— START LISTING —
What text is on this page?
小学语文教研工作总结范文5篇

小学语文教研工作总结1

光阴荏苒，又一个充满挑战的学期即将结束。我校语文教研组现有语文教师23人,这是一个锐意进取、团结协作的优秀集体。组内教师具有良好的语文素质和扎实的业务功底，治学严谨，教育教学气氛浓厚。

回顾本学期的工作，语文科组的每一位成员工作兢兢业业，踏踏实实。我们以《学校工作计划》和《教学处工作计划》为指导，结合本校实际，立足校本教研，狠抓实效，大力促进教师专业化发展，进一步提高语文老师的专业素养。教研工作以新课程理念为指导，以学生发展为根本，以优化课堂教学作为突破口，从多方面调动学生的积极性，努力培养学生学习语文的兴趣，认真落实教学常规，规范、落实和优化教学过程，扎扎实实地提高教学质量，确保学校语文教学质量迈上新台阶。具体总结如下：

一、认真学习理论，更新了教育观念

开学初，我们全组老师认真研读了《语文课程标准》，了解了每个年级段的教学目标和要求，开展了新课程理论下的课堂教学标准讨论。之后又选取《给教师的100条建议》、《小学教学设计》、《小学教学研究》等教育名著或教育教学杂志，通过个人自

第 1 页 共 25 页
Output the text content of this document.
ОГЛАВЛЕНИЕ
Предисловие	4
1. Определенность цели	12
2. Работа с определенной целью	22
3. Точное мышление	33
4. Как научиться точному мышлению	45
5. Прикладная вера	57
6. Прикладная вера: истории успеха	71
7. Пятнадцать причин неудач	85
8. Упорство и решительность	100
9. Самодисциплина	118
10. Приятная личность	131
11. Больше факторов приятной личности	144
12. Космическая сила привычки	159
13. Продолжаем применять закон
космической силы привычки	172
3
— END LISTING —
— START LISTING —
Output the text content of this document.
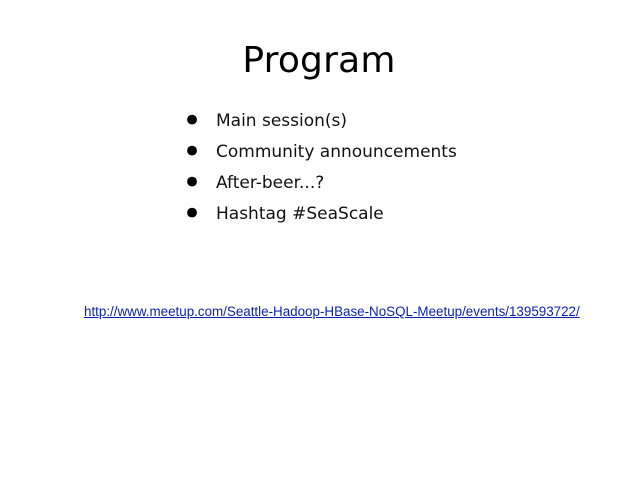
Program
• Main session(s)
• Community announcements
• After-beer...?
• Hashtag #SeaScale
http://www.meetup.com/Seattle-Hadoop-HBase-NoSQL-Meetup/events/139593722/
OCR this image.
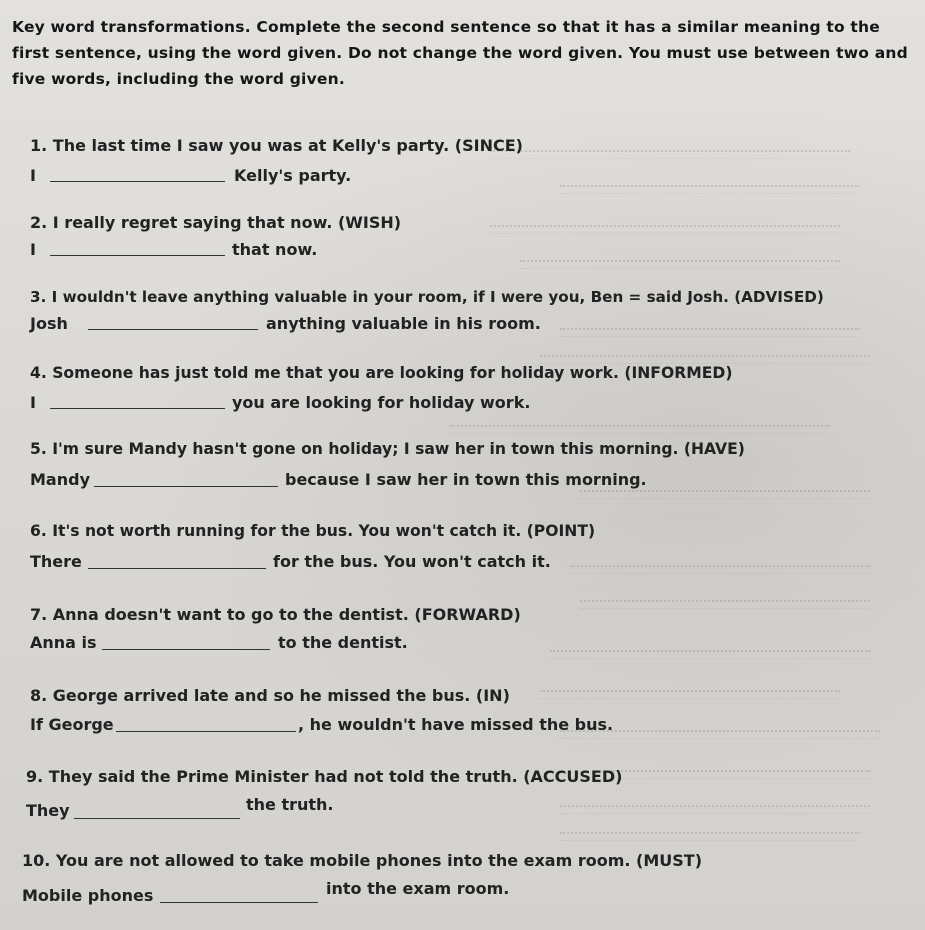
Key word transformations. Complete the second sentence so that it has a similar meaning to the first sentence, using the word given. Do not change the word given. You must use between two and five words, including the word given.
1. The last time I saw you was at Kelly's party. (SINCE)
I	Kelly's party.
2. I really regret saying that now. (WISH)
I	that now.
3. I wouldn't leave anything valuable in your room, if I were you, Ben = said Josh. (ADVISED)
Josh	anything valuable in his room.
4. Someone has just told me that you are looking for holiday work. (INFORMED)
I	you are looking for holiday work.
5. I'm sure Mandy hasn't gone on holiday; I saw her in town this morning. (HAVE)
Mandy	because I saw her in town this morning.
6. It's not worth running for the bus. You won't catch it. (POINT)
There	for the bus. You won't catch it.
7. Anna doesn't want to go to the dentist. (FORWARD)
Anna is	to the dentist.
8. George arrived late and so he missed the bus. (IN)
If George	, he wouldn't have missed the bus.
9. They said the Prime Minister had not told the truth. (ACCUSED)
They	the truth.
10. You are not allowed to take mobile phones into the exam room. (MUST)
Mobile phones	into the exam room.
— END LISTING —
YOUR OBJECTIVE: Which lines above contain the word "told"? Copy each of them.

SOLUTION TO THIS TASK:
4. Someone has just told me that you are looking for holiday work. (INFORMED)
9. They said the Prime Minister had not told the truth. (ACCUSED)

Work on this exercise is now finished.